> _SET PROBLEM_
Search the records for the word "ffffff" and pick out every line that has it.

>> start TASK INPUT

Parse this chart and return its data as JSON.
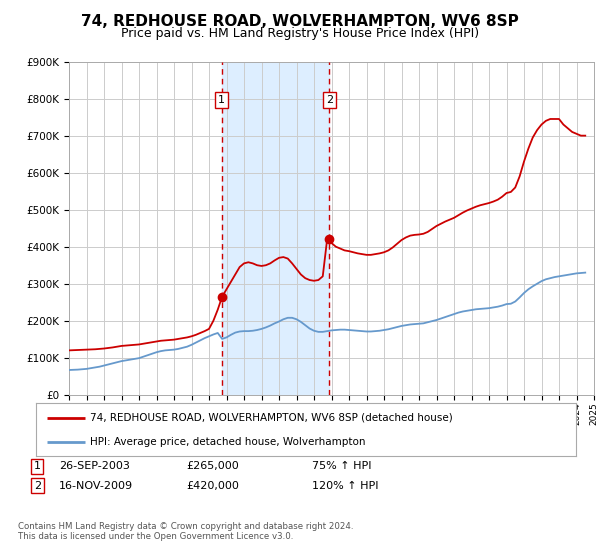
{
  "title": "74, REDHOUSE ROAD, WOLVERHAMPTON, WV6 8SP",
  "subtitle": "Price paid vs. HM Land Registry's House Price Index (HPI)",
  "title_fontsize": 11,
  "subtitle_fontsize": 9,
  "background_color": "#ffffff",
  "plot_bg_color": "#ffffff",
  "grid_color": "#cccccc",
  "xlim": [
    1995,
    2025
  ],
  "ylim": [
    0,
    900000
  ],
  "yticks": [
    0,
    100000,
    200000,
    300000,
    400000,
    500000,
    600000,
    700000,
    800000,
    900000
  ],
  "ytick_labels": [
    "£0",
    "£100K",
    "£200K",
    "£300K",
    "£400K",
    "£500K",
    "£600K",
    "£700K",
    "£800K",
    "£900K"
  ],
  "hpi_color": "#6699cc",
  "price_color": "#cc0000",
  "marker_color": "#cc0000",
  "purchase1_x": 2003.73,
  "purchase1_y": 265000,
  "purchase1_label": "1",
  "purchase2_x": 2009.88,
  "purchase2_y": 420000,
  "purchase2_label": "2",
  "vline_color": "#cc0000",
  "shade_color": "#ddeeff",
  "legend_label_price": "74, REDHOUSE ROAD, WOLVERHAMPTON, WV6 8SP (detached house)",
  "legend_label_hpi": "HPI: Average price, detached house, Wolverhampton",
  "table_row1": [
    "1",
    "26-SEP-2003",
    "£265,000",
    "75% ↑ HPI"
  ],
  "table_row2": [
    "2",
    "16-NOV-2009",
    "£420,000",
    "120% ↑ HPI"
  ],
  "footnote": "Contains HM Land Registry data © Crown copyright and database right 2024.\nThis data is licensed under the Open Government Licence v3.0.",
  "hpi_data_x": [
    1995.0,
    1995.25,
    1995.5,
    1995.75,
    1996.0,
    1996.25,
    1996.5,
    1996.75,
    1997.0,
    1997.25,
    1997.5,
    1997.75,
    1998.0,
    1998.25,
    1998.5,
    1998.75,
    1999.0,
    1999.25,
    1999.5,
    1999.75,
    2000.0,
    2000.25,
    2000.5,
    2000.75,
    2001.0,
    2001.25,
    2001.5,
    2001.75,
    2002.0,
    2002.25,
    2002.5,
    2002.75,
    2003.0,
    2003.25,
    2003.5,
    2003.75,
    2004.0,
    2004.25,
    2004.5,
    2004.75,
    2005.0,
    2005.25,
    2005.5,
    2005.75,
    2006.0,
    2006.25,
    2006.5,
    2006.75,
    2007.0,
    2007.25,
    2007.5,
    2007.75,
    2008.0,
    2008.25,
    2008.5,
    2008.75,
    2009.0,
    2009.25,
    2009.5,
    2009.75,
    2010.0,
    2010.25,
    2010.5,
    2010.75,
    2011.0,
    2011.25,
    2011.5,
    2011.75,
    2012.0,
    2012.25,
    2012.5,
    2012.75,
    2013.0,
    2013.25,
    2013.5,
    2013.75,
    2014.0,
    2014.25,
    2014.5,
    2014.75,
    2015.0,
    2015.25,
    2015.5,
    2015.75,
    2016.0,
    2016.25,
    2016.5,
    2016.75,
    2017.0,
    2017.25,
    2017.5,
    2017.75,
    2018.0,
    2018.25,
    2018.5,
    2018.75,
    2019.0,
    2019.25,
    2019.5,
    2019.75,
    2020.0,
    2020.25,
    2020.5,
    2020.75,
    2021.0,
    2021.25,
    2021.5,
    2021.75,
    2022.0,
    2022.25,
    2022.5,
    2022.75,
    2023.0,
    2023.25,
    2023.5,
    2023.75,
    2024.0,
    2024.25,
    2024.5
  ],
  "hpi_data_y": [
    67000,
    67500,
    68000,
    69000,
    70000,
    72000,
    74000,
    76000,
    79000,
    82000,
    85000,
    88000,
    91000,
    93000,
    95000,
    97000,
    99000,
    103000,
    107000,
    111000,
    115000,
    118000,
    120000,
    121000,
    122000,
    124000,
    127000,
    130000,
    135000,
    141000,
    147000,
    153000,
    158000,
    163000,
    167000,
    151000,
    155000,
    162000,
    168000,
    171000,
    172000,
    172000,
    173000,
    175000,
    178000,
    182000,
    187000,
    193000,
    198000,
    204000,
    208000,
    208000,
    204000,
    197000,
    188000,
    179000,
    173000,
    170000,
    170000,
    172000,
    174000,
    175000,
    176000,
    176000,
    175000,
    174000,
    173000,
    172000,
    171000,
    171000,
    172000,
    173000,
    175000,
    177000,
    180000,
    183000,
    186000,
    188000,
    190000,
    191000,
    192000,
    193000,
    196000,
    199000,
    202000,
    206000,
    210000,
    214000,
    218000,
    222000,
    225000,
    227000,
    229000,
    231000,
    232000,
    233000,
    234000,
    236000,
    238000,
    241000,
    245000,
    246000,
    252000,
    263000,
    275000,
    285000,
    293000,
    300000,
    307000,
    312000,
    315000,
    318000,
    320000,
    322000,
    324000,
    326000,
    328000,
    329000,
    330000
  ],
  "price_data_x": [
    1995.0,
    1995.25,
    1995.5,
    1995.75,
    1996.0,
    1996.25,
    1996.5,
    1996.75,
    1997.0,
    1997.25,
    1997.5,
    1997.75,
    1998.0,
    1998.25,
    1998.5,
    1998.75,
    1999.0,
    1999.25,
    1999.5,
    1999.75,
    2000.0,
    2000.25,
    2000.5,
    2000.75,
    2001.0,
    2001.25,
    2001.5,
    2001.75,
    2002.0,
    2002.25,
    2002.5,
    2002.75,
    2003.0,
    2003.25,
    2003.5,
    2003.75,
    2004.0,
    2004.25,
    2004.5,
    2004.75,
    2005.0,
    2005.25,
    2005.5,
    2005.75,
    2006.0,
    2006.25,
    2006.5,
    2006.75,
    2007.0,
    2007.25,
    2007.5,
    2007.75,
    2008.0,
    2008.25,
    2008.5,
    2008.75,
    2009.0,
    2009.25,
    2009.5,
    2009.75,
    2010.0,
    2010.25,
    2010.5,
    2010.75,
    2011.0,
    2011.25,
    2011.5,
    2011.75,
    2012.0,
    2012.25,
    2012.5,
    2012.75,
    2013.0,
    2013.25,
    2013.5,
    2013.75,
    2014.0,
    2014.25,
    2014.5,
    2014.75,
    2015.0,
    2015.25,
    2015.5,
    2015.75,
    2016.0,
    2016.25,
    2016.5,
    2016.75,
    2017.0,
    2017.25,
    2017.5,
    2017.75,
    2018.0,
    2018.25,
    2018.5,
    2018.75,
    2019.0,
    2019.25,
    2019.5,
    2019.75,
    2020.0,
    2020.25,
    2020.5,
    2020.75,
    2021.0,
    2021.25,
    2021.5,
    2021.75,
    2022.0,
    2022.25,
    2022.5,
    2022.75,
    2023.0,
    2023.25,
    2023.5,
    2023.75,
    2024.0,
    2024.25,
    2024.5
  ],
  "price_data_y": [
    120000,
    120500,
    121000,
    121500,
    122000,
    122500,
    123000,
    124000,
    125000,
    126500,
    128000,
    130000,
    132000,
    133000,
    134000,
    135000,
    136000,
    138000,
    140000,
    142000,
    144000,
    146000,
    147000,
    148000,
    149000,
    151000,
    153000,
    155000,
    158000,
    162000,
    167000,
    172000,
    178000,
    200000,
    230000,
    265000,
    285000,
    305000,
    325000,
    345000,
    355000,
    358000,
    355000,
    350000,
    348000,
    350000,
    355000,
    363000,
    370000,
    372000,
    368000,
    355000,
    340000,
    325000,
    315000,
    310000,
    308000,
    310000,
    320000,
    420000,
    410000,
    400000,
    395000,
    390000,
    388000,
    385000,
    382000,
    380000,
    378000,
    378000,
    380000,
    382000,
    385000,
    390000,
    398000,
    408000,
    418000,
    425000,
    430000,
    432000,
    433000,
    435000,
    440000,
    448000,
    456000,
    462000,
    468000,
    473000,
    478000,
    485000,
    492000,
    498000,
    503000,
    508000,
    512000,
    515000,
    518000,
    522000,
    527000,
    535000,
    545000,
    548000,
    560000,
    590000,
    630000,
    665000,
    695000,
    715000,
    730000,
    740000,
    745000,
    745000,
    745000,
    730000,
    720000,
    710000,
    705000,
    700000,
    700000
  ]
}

>> end TASK INPUT

> _FULL SOLUTION_
  "background_color": "#ffffff",
  "plot_bg_color": "#ffffff",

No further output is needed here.